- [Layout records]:
┄┄┄┄┄┄┄┄┄┄

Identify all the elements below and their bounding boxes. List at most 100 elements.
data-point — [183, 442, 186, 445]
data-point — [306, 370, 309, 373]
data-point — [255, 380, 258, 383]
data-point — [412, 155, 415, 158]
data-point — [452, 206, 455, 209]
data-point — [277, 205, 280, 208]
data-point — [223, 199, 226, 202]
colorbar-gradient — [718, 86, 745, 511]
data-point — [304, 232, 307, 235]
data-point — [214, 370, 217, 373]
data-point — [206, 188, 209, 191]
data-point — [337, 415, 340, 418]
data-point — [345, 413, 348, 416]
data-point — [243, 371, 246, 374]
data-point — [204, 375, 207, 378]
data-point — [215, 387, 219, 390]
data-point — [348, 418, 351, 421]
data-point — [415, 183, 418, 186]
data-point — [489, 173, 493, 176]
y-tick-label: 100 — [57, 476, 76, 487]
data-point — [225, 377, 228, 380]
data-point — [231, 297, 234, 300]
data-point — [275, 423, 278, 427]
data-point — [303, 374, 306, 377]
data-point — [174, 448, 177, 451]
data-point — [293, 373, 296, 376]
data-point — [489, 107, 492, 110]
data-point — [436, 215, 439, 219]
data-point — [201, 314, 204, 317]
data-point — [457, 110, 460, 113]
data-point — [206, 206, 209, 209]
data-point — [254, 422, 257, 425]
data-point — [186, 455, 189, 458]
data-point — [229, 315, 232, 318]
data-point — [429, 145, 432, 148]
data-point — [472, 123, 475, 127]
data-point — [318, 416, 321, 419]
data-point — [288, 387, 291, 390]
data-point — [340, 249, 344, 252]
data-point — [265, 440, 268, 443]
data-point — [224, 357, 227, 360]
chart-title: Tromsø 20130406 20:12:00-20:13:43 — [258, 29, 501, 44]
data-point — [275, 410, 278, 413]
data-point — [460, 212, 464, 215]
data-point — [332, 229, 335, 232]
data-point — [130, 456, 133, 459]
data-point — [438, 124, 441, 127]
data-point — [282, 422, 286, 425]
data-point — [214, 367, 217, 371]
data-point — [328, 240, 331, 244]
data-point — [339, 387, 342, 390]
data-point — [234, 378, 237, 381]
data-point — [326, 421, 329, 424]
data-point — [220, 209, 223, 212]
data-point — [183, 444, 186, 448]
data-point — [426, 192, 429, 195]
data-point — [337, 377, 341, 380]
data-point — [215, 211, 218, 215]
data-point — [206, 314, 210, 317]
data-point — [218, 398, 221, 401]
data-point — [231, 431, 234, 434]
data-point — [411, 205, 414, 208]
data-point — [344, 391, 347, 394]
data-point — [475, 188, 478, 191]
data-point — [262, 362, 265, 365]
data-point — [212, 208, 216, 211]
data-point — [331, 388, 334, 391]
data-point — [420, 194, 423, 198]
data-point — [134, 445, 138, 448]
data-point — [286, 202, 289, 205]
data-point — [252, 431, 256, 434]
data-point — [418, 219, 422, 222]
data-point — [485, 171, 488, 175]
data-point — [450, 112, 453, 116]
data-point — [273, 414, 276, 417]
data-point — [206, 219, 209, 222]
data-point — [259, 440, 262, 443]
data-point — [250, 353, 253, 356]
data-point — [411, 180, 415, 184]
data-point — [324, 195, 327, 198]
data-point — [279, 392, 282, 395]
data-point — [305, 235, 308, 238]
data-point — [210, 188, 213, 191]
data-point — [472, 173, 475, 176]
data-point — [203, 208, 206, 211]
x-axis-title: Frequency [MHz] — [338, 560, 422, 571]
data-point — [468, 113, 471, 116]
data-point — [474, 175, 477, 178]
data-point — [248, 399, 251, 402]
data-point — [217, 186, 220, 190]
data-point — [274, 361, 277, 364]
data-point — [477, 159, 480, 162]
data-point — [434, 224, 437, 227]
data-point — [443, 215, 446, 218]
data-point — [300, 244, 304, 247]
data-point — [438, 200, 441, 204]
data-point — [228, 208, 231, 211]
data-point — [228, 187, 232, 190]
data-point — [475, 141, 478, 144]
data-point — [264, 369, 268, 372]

┄┄┄┄┄┄┄┄┄┄

- [EXERCISE BRIEF]: Update the material from its first line through the line containing "data-point — [225, 377, 228, 380]", swapping "data-point" for "marker" and leaving everything else unchanged. Give only those lines.

- [SOLUTION TO THIS TASK]:
Identify all the elements below and their bounding boxes. List at most 100 elements.
marker — [183, 442, 186, 445]
marker — [306, 370, 309, 373]
marker — [255, 380, 258, 383]
marker — [412, 155, 415, 158]
marker — [452, 206, 455, 209]
marker — [277, 205, 280, 208]
marker — [223, 199, 226, 202]
colorbar-gradient — [718, 86, 745, 511]
marker — [304, 232, 307, 235]
marker — [214, 370, 217, 373]
marker — [206, 188, 209, 191]
marker — [337, 415, 340, 418]
marker — [345, 413, 348, 416]
marker — [243, 371, 246, 374]
marker — [204, 375, 207, 378]
marker — [215, 387, 219, 390]
marker — [348, 418, 351, 421]
marker — [415, 183, 418, 186]
marker — [489, 173, 493, 176]
y-tick-label: 100 — [57, 476, 76, 487]
marker — [225, 377, 228, 380]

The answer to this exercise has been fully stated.